Short problem: Wherever "years" appears in a line, list that line.

Records supplied:
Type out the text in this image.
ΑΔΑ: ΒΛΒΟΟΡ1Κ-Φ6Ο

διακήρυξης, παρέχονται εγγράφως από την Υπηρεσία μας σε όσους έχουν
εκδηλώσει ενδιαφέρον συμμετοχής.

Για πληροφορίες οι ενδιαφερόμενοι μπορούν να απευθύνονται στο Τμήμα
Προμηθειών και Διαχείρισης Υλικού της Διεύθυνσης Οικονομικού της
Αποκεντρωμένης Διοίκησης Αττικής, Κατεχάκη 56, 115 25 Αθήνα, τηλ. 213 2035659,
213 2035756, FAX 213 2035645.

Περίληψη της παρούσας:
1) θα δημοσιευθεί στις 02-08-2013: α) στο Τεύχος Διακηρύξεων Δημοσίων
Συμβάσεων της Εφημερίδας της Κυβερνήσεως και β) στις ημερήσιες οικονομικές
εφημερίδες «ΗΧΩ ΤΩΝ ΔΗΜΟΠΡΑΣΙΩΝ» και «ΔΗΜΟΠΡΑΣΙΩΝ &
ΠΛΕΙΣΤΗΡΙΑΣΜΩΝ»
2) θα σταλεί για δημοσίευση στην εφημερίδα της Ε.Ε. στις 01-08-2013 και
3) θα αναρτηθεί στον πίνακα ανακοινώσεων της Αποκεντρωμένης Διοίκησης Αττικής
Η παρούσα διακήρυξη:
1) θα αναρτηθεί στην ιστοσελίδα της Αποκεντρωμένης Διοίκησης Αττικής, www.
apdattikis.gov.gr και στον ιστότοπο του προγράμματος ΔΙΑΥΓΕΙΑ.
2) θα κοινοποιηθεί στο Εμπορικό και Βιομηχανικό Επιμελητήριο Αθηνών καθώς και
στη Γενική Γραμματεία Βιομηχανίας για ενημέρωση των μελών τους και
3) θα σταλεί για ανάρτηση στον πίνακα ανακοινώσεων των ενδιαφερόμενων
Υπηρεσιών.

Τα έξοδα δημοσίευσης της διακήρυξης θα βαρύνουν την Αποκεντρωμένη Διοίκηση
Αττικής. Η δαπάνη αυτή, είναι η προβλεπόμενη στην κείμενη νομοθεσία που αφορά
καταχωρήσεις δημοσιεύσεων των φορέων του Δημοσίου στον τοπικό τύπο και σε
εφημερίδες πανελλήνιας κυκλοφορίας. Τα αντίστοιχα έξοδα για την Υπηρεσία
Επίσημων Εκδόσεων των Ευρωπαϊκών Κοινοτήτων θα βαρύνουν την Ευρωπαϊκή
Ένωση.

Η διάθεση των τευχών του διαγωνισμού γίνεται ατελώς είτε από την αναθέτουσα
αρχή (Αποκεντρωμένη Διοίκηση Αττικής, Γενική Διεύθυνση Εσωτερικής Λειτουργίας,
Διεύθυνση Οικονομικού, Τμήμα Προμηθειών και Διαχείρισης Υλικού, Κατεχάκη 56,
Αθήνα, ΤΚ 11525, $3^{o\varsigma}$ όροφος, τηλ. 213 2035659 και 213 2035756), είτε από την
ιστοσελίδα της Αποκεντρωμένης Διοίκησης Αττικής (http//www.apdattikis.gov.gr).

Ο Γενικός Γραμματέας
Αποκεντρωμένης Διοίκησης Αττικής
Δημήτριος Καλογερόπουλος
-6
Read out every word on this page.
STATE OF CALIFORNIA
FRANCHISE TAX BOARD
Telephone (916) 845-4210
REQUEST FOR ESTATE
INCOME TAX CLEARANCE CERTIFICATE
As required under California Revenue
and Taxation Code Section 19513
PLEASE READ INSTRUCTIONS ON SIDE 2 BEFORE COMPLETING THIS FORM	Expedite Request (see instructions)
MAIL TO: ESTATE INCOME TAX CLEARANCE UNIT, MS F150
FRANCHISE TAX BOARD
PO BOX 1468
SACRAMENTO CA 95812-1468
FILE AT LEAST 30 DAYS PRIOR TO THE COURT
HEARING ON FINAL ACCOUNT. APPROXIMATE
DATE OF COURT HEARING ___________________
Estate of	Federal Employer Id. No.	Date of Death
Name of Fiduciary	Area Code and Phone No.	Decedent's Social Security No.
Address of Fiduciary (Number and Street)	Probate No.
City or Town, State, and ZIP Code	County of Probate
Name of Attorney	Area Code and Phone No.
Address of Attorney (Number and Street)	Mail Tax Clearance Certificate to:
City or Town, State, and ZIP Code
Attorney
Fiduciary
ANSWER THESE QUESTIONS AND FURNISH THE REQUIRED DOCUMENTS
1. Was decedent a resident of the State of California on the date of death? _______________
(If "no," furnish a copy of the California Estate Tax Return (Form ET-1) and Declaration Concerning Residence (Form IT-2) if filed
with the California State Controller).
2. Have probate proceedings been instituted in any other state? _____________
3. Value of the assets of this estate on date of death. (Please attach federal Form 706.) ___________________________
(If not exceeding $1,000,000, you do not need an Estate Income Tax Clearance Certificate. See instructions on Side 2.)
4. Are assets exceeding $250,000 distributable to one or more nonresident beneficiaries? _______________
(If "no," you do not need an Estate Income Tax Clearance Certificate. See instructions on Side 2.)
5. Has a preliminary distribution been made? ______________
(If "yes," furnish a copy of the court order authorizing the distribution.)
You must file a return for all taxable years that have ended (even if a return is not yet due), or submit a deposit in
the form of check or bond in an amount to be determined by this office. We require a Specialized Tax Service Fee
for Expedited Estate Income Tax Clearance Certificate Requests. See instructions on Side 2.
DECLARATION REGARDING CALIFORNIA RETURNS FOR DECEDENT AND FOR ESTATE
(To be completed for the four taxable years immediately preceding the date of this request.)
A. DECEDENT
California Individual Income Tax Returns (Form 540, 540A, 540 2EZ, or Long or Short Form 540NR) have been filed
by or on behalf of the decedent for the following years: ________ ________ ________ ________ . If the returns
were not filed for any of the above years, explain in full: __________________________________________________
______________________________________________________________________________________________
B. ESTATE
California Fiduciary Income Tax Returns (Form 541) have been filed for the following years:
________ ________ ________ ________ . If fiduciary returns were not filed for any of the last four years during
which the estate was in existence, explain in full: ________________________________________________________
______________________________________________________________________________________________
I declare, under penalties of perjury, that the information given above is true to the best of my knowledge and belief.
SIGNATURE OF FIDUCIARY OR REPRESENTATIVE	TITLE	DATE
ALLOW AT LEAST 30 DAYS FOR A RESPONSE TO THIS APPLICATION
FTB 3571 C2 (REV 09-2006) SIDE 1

Response to this task:
You must file a return for all taxable years that have ended (even if a return is not yet due), or submit a deposit in
(To be completed for the four taxable years immediately preceding the date of this request.)
by or on behalf of the decedent for the following years: ________ ________ ________ ________ . If the returns
were not filed for any of the above years, explain in full: __________________________________________________
California Fiduciary Income Tax Returns (Form 541) have been filed for the following years:
________ ________ ________ ________ . If fiduciary returns were not filed for any of the last four years during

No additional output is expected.